» Instruction
Exactly as written, print each record in the listing.

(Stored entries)
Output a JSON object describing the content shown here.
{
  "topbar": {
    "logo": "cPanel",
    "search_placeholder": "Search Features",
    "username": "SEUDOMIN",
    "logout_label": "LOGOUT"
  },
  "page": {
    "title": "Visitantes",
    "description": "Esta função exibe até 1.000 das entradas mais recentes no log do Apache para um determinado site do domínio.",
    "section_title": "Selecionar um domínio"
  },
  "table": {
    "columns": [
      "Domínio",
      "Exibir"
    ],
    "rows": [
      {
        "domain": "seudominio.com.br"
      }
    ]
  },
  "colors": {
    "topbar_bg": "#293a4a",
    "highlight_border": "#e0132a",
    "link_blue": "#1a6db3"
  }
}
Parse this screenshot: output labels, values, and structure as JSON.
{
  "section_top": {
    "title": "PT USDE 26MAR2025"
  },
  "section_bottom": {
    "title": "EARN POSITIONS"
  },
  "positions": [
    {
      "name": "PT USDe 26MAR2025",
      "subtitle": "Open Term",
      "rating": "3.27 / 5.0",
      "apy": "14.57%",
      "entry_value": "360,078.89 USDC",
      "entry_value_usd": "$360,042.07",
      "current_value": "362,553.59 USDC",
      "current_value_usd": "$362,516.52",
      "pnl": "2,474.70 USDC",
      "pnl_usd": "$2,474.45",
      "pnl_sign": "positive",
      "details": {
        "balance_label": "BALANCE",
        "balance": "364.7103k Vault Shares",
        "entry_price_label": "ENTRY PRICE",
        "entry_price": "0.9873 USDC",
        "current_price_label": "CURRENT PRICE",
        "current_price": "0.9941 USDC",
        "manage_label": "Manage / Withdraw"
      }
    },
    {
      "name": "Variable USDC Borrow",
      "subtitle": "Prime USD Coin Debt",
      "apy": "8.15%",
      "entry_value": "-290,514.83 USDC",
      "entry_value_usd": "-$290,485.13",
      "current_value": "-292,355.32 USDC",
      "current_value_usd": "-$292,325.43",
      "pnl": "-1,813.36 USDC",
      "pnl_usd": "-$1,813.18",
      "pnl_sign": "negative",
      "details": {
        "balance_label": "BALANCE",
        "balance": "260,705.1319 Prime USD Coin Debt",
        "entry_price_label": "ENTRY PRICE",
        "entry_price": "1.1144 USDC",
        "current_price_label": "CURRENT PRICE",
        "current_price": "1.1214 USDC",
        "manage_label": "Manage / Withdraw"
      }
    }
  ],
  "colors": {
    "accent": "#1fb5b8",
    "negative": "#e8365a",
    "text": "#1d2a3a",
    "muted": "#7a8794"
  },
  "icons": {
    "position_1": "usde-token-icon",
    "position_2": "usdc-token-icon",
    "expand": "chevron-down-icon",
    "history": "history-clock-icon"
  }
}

» Task solution
Output a JSON object describing the content shown here.
{
  "topbar": {
    "logo": "cPanel",
    "search_placeholder": "Search Features",
    "username": "SEUDOMIN",
    "logout_label": "LOGOUT"
  },
  "page": {
    "title": "Visitantes",
    "description": "Esta função exibe até 1.000 das entradas mais recentes no log do Apache para um determinado site do domínio.",
    "section_title": "Selecionar um domínio"
  },
  "table": {
    "columns": [
      "Domínio",
      "Exibir"
    ],
    "rows": [
      {
        "domain": "seudominio.com.br"
      }
    ]
  },
  "colors": {
    "topbar_bg": "#293a4a",
    "highlight_border": "#e0132a",
    "link_blue": "#1a6db3"
  }
}
Parse this screenshot: output labels, values, and structure as JSON.
{
  "section_top": {
    "title": "PT USDE 26MAR2025"
  },
  "section_bottom": {
    "title": "EARN POSITIONS"
  },
  "positions": [
    {
      "name": "PT USDe 26MAR2025",
      "subtitle": "Open Term",
      "rating": "3.27 / 5.0",
      "apy": "14.57%",
      "entry_value": "360,078.89 USDC",
      "entry_value_usd": "$360,042.07",
      "current_value": "362,553.59 USDC",
      "current_value_usd": "$362,516.52",
      "pnl": "2,474.70 USDC",
      "pnl_usd": "$2,474.45",
      "pnl_sign": "positive",
      "details": {
        "balance_label": "BALANCE",
        "balance": "364.7103k Vault Shares",
        "entry_price_label": "ENTRY PRICE",
        "entry_price": "0.9873 USDC",
        "current_price_label": "CURRENT PRICE",
        "current_price": "0.9941 USDC",
        "manage_label": "Manage / Withdraw"
      }
    },
    {
      "name": "Variable USDC Borrow",
      "subtitle": "Prime USD Coin Debt",
      "apy": "8.15%",
      "entry_value": "-290,514.83 USDC",
      "entry_value_usd": "-$290,485.13",
      "current_value": "-292,355.32 USDC",
      "current_value_usd": "-$292,325.43",
      "pnl": "-1,813.36 USDC",
      "pnl_usd": "-$1,813.18",
      "pnl_sign": "negative",
      "details": {
        "balance_label": "BALANCE",
        "balance": "260,705.1319 Prime USD Coin Debt",
        "entry_price_label": "ENTRY PRICE",
        "entry_price": "1.1144 USDC",
        "current_price_label": "CURRENT PRICE",
        "current_price": "1.1214 USDC",
        "manage_label": "Manage / Withdraw"
      }
    }
  ],
  "colors": {
    "accent": "#1fb5b8",
    "negative": "#e8365a",
    "text": "#1d2a3a",
    "muted": "#7a8794"
  },
  "icons": {
    "position_1": "usde-token-icon",
    "position_2": "usdc-token-icon",
    "expand": "chevron-down-icon",
    "history": "history-clock-icon"
  }
}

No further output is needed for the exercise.